## Task brief
Gather every line of the entries that includes the word "村民委员会".

(Dataset items)
════

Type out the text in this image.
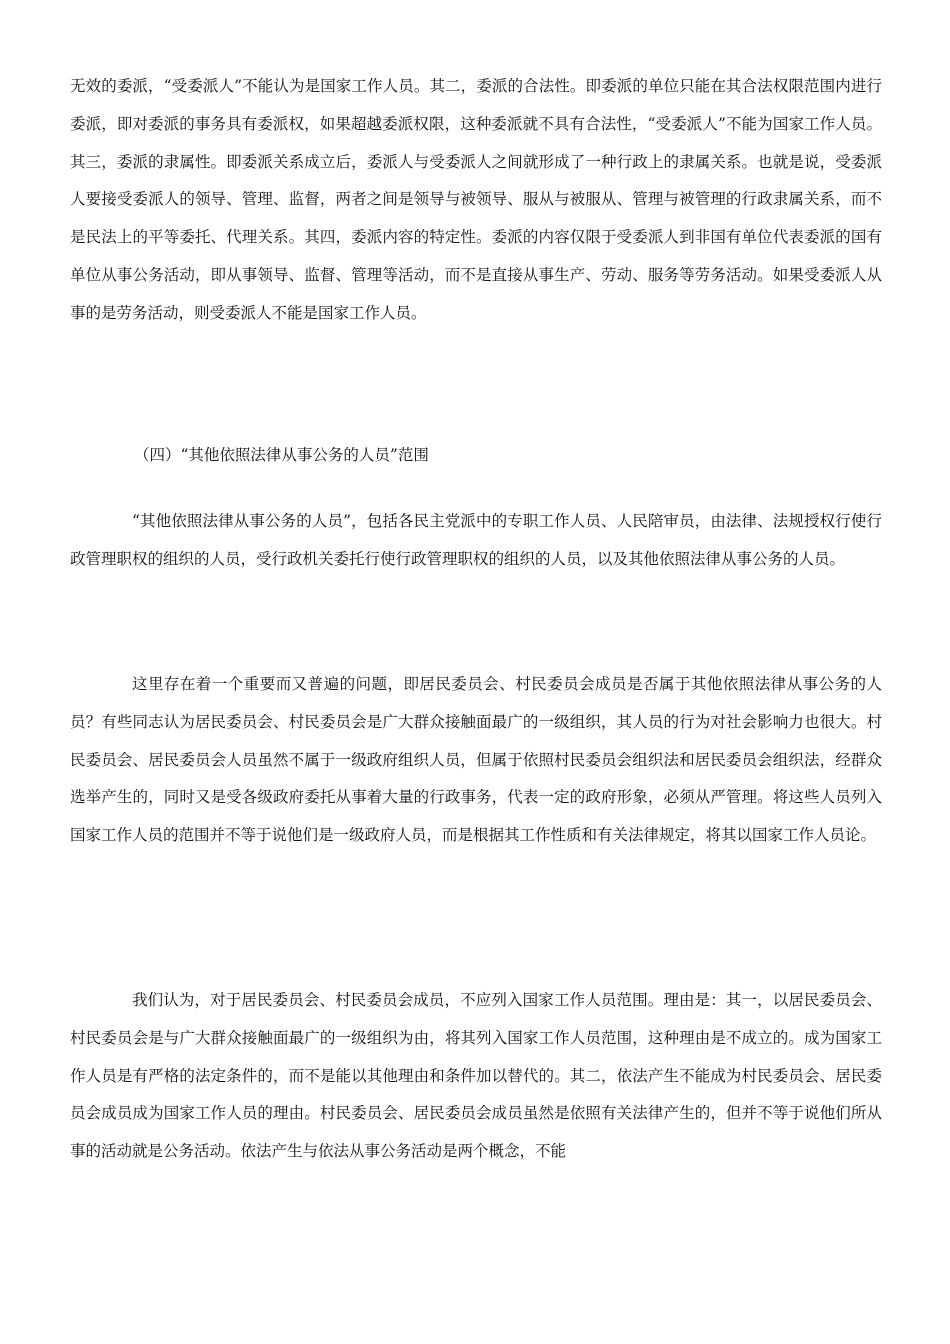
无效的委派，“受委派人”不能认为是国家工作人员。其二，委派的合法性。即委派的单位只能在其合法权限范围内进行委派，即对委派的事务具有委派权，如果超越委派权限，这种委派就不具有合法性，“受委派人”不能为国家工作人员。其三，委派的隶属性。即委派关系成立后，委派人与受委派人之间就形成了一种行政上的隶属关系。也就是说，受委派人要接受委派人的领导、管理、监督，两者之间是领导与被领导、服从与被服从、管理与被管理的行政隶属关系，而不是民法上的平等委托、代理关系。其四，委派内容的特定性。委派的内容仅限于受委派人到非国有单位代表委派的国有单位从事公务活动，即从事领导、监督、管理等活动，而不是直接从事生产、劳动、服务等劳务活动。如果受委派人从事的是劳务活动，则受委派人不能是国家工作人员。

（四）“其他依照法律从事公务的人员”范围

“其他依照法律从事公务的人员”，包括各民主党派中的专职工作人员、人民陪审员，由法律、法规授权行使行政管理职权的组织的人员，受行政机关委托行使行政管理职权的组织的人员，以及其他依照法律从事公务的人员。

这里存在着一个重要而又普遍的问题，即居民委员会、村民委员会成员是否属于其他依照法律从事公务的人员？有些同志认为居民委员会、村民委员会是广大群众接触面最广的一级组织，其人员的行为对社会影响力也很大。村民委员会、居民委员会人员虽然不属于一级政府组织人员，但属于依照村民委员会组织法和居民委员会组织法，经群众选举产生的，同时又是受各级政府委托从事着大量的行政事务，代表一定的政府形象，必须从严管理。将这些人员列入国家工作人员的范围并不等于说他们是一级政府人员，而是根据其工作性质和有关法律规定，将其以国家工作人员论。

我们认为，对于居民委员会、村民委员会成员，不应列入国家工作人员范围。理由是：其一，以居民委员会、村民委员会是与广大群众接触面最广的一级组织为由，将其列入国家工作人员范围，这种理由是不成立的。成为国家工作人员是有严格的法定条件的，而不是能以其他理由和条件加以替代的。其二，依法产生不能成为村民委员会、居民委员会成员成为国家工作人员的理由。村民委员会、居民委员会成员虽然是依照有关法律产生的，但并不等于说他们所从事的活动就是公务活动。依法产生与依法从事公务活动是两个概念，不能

════

## Exercise solution
这里存在着一个重要而又普遍的问题，即居民委员会、村民委员会成员是否属于其他依照法律从事公务的人员？有些同志认为居民委员会、村民委员会是广大群众接触面最广的一级组织，其人员的行为对社会影响力也很大。村民委员会、居民委员会人员虽然不属于一级政府组织人员，但属于依照村民委员会组织法和居民委员会组织法，经群众选举产生的，同时又是受各级政府委托从事着大量的行政事务，代表一定的政府形象，必须从严管理。将这些人员列入国家工作人员的范围并不等于说他们是一级政府人员，而是根据其工作性质和有关法律规定，将其以国家工作人员论。
我们认为，对于居民委员会、村民委员会成员，不应列入国家工作人员范围。理由是：其一，以居民委员会、村民委员会是与广大群众接触面最广的一级组织为由，将其列入国家工作人员范围，这种理由是不成立的。成为国家工作人员是有严格的法定条件的，而不是能以其他理由和条件加以替代的。其二，依法产生不能成为村民委员会、居民委员会成员成为国家工作人员的理由。村民委员会、居民委员会成员虽然是依照有关法律产生的，但并不等于说他们所从事的活动就是公务活动。依法产生与依法从事公务活动是两个概念，不能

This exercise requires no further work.